## Problem description:
Sort through the entries below and pull out lines containing the word "песня".

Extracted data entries
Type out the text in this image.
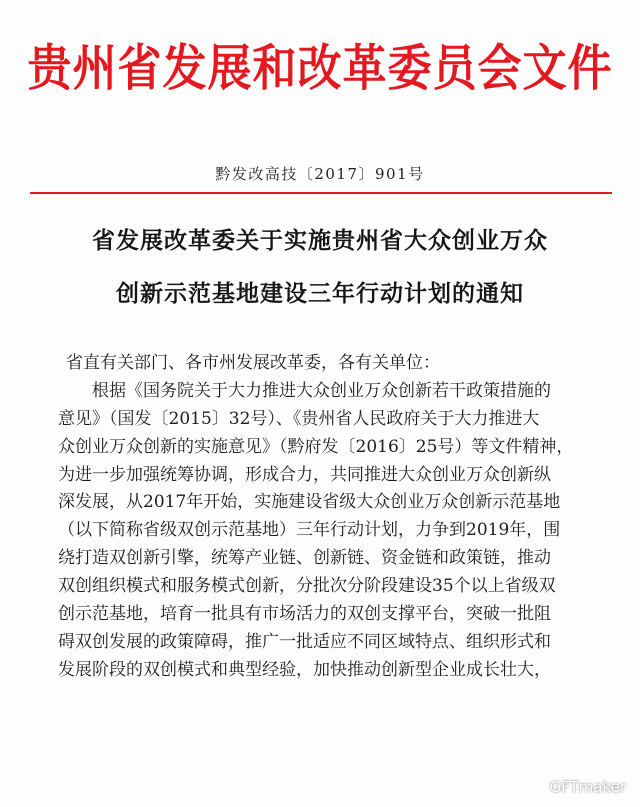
贵州省发展和改革委员会文件
黔发改高技〔2017〕901号
省发展改革委关于实施贵州省大众创业万众
创新示范基地建设三年行动计划的通知
省直有关部门、各市州发展改革委，各有关单位：
根据《国务院关于大力推进大众创业万众创新若干政策措施的
意见》（国发〔2015〕32号）、《贵州省人民政府关于大力推进大
众创业万众创新的实施意见》（黔府发〔2016〕25号）等文件精神，
为进一步加强统筹协调，形成合力，共同推进大众创业万众创新纵
深发展，从2017年开始，实施建设省级大众创业万众创新示范基地
（以下简称省级双创示范基地）三年行动计划，力争到2019年，围
绕打造双创新引擎，统筹产业链、创新链、资金链和政策链，推动
双创组织模式和服务模式创新，分批次分阶段建设35个以上省级双
创示范基地，培育一批具有市场活力的双创支撑平台，突破一批阻
碍双创发展的政策障碍，推广一批适应不同区域特点、组织形式和
发展阶段的双创模式和典型经验，加快推动创新型企业成长壮大，
GFTmaker
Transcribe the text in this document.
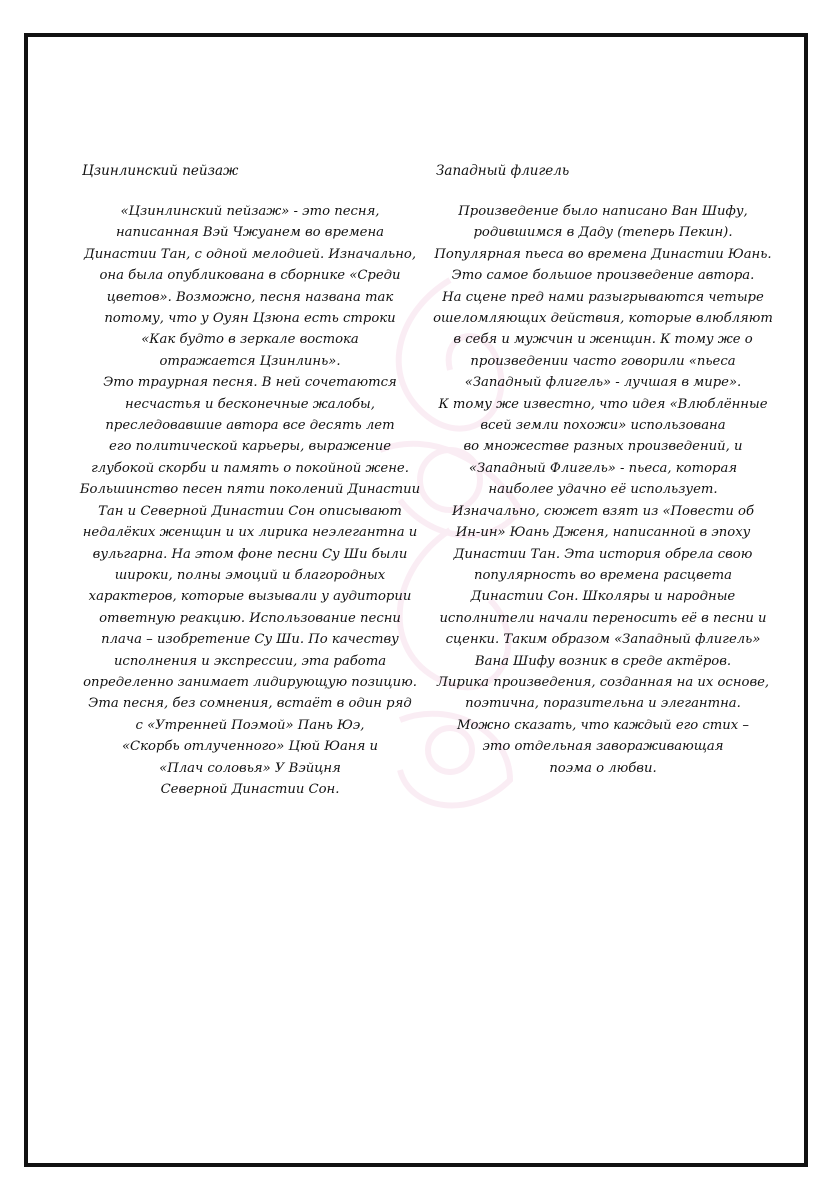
Цзинлинский пейзаж
«Цзинлинский пейзаж» - это песня,
написанная Вэй Чжуанем во времена
Династии Тан, с одной мелодией. Изначально,
она была опубликована в сборнике «Среди
цветов». Возможно, песня названа так
потому, что у Оуян Цзюна есть строки
«Как будто в зеркале востока
отражается Цзинлинь».
Это траурная песня. В ней сочетаются
несчастья и бесконечные жалобы,
преследовавшие автора все десять лет
его политической карьеры, выражение
глубокой скорби и память о покойной жене.
Большинство песен пяти поколений Династии
Тан и Северной Династии Сон описывают
недалёких женщин и их лирика неэлегантна и
вульгарна. На этом фоне песни Су Ши были
широки, полны эмоций и благородных
характеров, которые вызывали у аудитории
ответную реакцию. Использование песни
плача – изобретение Су Ши. По качеству
исполнения и экспрессии, эта работа
определенно занимает лидирующую позицию.
Эта песня, без сомнения, встаёт в один ряд
с «Утренней Поэмой» Пань Юэ,
«Скорбь отлученного» Цюй Юаня и
«Плач соловья» У Вэйцня
Северной Династии Сон.
Западный флигель
Произведение было написано Ван Шифу,
родившимся в Даду (теперь Пекин).
Популярная пьеса во времена Династии Юань.
Это самое большое произведение автора.
На сцене пред нами разыгрываются четыре
ошеломляющих действия, которые влюбляют
в себя и мужчин и женщин. К тому же о
произведении часто говорили «пьеса
«Западный флигель» - лучшая в мире».
К тому же известно, что идея «Влюблённые
всей земли похожи» использована
во множестве разных произведений, и
«Западный Флигель» - пьеса, которая
наиболее удачно её использует.
Изначально, сюжет взят из «Повести об
Ин-ин» Юань Дженя, написанной в эпоху
Династии Тан. Эта история обрела свою
популярность во времена расцвета
Династии Сон. Школяры и народные
исполнители начали переносить её в песни и
сценки. Таким образом «Западный флигель»
Вана Шифу возник в среде актёров.
Лирика произведения, созданная на их основе,
поэтична, поразительна и элегантна.
Можно сказать, что каждый его стих –
это отдельная завораживающая
поэма о любви.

## Written answer:
«Цзинлинский пейзаж» - это песня,
цветов». Возможно, песня названа так
Это траурная песня. В ней сочетаются
Эта песня, без сомнения, встаёт в один ряд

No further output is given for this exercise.